Extracted data entries:

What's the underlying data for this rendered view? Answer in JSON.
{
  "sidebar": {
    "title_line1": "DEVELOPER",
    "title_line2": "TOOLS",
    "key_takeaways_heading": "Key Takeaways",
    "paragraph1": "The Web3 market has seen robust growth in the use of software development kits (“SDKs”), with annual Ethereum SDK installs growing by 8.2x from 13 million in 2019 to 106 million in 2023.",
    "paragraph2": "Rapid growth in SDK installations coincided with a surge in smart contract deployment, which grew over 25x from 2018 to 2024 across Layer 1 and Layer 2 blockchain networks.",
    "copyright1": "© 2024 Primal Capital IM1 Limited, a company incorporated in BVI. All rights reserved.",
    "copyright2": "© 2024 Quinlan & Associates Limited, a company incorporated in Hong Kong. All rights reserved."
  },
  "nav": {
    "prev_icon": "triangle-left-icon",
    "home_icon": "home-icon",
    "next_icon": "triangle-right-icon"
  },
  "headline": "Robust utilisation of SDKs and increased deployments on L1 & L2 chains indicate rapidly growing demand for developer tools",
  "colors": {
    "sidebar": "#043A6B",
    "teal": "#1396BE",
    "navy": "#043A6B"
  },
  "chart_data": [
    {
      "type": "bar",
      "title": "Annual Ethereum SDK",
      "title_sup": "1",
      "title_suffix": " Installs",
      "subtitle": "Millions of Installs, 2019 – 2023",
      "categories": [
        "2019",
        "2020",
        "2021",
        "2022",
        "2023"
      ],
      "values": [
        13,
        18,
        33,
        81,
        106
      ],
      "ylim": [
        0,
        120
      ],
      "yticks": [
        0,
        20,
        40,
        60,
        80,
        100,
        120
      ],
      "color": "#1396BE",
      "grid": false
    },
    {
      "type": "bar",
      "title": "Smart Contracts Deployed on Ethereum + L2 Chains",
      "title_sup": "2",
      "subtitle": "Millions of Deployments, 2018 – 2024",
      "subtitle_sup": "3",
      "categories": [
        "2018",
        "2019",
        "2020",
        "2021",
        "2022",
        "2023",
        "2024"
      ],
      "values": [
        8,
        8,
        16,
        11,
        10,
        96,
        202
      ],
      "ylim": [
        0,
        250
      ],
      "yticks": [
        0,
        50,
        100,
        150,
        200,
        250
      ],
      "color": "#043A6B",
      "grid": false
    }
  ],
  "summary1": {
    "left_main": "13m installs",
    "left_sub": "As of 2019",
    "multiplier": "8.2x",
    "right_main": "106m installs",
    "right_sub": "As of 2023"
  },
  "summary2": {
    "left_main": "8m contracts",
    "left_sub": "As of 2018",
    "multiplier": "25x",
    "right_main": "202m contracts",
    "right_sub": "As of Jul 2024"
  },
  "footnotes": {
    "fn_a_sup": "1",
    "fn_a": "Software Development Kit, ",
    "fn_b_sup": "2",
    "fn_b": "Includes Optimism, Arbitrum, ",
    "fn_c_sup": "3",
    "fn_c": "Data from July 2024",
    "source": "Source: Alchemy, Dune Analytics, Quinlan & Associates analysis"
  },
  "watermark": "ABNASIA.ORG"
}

What is being asked
Look through the entries above and report each line where the string "Limited" occurs.

Response to the task
    "copyright1": "© 2024 Primal Capital IM1 Limited, a company incorporated in BVI. All rights reserved.",
    "copyright2": "© 2024 Quinlan & Associates Limited, a company incorporated in Hong Kong. All rights reserved."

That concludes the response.